:: What to produce ::
Report the count of lines below that include "nodes", without any other text.

:: Supplied information ::
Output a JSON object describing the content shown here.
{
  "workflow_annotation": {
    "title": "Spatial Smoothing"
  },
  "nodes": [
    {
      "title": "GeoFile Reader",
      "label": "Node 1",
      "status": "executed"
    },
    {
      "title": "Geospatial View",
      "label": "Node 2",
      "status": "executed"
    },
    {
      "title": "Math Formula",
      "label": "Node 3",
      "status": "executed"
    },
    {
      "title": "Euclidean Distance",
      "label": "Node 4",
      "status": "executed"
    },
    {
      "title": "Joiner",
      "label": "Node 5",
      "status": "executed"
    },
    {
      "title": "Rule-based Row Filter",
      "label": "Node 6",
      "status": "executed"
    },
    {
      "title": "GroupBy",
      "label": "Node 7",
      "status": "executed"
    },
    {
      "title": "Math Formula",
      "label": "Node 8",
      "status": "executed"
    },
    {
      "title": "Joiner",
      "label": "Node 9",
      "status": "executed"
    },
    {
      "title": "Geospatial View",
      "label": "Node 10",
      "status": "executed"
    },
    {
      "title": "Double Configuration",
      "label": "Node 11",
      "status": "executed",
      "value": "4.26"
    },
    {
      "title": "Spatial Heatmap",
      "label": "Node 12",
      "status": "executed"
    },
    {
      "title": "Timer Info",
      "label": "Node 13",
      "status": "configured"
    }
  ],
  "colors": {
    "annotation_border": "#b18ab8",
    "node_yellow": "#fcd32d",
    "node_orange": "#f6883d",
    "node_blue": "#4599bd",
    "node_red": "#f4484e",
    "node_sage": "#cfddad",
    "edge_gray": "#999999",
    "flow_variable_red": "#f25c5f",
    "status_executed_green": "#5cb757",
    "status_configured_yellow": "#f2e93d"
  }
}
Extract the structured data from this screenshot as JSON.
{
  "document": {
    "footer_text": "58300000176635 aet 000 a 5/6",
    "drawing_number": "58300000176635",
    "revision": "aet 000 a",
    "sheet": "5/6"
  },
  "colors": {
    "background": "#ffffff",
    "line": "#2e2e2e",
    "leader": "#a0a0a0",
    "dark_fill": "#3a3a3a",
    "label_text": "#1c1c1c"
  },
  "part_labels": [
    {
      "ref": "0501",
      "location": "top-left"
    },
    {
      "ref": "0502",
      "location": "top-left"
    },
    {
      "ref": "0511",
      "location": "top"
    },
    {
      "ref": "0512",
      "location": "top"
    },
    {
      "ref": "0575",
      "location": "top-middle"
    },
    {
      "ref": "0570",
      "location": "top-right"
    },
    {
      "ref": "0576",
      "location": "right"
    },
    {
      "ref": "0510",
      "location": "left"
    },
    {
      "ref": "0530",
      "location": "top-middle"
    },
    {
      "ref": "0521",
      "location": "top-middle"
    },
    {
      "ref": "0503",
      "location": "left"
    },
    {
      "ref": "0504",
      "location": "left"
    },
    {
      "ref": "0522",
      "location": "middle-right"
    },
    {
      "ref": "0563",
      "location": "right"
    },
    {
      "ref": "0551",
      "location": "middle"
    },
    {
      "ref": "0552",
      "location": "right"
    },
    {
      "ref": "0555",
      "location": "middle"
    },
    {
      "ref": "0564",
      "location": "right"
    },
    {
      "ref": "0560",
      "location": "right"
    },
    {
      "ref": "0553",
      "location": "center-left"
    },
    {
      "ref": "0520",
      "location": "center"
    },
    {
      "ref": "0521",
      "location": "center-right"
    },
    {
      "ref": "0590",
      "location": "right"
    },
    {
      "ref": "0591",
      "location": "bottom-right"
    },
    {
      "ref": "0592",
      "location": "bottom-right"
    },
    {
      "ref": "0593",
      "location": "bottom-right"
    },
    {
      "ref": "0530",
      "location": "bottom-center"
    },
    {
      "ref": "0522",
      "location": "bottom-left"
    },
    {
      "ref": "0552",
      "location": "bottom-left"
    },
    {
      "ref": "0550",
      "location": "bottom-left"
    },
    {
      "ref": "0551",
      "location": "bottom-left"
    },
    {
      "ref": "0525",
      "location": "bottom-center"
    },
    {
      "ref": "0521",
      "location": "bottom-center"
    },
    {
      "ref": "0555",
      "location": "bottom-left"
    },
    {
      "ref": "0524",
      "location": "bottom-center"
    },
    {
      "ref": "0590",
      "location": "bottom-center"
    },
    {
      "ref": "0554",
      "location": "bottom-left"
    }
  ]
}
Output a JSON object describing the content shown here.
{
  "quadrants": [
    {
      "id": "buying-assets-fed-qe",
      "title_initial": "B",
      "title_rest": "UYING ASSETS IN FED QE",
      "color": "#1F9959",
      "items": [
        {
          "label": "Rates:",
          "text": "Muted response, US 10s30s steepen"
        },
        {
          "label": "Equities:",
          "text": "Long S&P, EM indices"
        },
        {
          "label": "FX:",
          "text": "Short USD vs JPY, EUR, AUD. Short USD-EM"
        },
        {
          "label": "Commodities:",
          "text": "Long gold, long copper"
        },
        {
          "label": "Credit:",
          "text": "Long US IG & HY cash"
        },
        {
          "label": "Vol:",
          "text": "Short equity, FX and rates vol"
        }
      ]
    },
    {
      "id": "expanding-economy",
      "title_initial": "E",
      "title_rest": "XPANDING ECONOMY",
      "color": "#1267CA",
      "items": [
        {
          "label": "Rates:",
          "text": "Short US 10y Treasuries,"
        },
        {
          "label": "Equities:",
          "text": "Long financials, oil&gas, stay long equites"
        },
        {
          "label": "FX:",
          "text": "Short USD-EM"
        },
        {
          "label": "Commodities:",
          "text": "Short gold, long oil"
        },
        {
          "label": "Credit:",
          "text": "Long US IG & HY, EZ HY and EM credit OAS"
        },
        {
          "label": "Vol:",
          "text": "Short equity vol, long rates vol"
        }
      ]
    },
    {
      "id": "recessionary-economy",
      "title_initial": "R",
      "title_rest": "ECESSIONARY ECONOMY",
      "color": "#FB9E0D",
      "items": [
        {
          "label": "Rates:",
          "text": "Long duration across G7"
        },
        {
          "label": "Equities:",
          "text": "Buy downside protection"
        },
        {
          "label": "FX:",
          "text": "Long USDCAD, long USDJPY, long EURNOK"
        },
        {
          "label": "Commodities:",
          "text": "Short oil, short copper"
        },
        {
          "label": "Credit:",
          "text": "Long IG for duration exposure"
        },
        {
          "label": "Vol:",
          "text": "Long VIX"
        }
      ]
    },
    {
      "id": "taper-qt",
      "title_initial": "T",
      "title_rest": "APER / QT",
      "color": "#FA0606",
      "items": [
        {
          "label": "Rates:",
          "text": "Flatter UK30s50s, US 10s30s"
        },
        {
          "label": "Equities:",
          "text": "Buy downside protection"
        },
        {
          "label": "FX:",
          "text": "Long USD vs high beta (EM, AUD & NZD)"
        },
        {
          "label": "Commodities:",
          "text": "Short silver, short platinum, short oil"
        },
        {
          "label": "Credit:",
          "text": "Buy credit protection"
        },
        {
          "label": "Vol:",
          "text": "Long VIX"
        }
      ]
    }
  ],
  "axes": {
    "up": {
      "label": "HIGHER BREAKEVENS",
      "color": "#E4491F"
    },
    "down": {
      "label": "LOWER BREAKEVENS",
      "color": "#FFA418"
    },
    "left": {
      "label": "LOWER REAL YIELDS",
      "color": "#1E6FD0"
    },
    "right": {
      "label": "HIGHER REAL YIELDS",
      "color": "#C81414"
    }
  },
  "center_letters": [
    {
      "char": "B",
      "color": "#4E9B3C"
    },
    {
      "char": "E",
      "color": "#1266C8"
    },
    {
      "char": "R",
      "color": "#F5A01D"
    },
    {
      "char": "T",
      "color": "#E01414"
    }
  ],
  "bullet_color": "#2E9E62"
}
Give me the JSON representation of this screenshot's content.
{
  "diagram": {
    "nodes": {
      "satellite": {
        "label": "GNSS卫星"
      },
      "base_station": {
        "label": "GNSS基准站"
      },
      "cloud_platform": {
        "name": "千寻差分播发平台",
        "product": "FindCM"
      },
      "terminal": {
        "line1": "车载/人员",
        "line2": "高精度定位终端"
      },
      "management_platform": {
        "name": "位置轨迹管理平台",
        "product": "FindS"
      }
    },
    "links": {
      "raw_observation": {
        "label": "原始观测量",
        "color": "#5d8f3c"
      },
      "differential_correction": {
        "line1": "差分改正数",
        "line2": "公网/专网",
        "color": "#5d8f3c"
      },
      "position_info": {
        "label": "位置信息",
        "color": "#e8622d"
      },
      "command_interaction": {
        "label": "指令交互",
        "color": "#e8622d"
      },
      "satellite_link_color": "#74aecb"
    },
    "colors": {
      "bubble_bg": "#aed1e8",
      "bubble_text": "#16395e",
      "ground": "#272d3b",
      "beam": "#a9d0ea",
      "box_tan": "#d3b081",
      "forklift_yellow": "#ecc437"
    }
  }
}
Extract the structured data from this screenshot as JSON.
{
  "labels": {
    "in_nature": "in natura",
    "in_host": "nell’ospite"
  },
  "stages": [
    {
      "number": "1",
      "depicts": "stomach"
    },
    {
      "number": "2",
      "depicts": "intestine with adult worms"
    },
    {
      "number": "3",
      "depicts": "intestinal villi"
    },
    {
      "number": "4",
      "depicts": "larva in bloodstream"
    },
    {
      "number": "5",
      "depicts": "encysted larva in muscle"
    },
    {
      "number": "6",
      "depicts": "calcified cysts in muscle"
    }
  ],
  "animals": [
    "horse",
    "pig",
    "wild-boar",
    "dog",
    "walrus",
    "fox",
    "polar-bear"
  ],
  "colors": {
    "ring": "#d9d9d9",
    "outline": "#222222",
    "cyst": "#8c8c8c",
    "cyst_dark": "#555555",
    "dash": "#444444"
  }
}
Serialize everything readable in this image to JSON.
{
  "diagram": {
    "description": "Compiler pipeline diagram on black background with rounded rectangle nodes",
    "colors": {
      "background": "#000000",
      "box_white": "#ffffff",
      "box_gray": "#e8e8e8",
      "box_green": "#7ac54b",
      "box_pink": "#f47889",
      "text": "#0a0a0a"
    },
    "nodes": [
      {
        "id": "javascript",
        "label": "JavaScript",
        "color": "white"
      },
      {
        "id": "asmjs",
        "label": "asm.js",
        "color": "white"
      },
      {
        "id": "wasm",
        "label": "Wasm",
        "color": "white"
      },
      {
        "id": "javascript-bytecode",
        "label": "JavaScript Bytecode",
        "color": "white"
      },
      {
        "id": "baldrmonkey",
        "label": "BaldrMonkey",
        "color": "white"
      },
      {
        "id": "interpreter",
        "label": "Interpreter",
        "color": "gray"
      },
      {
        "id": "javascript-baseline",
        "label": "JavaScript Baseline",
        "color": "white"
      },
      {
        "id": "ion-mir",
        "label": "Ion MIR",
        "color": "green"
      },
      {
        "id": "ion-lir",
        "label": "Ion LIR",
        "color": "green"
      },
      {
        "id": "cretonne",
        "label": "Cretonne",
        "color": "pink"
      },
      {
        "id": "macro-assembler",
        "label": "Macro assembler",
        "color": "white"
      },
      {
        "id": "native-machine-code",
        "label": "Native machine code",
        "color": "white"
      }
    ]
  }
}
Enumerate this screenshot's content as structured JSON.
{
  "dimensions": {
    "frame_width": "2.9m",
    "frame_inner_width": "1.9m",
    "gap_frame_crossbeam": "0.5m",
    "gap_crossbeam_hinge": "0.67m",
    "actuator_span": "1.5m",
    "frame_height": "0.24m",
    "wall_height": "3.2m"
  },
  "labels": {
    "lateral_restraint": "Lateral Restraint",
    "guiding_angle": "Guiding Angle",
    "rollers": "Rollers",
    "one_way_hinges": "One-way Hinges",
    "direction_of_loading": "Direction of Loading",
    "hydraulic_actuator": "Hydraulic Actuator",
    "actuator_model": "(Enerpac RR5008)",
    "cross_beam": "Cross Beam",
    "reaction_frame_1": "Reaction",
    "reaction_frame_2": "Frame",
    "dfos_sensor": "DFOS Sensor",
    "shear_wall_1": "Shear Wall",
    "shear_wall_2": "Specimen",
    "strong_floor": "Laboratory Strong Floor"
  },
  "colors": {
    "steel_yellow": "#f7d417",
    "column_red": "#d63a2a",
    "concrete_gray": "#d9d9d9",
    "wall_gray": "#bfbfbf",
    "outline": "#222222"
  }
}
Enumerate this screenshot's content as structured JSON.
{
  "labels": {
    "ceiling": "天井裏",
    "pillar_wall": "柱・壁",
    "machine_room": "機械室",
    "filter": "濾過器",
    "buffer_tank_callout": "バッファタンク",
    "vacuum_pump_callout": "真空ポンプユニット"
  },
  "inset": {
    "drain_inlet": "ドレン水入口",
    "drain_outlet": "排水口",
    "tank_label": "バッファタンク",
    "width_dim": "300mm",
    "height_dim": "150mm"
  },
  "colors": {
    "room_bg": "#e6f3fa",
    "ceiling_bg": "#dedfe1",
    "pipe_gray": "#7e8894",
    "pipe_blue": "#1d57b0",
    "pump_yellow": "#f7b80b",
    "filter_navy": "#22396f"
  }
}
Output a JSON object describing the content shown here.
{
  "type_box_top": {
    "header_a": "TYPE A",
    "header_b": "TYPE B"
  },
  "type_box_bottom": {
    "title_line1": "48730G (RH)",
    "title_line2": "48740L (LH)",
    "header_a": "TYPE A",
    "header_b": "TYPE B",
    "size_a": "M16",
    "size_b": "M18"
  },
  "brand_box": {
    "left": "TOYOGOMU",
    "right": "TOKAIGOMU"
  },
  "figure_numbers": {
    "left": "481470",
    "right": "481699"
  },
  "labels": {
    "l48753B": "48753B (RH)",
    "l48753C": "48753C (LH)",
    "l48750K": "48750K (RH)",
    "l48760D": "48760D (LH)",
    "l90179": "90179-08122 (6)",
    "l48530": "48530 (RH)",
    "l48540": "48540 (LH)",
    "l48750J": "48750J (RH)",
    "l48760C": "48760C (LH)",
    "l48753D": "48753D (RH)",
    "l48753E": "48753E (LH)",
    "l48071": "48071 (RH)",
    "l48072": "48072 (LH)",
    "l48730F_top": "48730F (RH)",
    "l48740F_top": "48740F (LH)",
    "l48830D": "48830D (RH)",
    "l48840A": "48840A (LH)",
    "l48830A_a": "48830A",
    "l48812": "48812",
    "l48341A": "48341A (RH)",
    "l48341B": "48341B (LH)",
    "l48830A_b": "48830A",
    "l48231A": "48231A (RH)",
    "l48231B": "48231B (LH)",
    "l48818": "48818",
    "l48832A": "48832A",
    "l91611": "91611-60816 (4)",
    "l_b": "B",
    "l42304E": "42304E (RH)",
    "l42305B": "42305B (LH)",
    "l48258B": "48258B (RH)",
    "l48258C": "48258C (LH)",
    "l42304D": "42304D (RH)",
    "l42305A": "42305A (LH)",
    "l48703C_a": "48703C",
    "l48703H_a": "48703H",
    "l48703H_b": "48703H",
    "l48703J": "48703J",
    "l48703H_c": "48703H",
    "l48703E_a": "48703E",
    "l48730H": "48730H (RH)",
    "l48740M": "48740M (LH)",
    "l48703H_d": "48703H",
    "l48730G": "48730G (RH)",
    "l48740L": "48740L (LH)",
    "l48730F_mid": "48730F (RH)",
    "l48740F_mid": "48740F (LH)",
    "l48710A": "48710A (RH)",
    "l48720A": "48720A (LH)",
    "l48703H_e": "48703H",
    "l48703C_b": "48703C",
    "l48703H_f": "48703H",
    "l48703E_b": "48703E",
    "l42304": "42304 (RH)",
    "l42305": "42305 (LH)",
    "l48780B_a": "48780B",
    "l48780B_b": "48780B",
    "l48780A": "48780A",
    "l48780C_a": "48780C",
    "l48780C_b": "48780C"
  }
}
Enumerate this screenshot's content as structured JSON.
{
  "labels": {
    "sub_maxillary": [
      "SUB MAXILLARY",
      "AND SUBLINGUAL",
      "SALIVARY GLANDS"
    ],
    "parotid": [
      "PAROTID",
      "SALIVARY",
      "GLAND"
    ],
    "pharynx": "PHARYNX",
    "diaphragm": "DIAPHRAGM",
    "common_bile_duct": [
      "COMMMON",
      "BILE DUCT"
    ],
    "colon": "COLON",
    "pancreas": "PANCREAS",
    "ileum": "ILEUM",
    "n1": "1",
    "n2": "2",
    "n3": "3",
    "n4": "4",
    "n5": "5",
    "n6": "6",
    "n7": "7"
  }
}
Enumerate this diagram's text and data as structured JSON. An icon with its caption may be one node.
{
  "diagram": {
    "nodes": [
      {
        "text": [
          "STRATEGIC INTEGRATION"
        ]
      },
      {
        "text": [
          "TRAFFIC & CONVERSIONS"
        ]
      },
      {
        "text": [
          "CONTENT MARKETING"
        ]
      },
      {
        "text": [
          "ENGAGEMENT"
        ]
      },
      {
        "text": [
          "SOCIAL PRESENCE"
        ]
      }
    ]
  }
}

:: Response to this exercise ::
5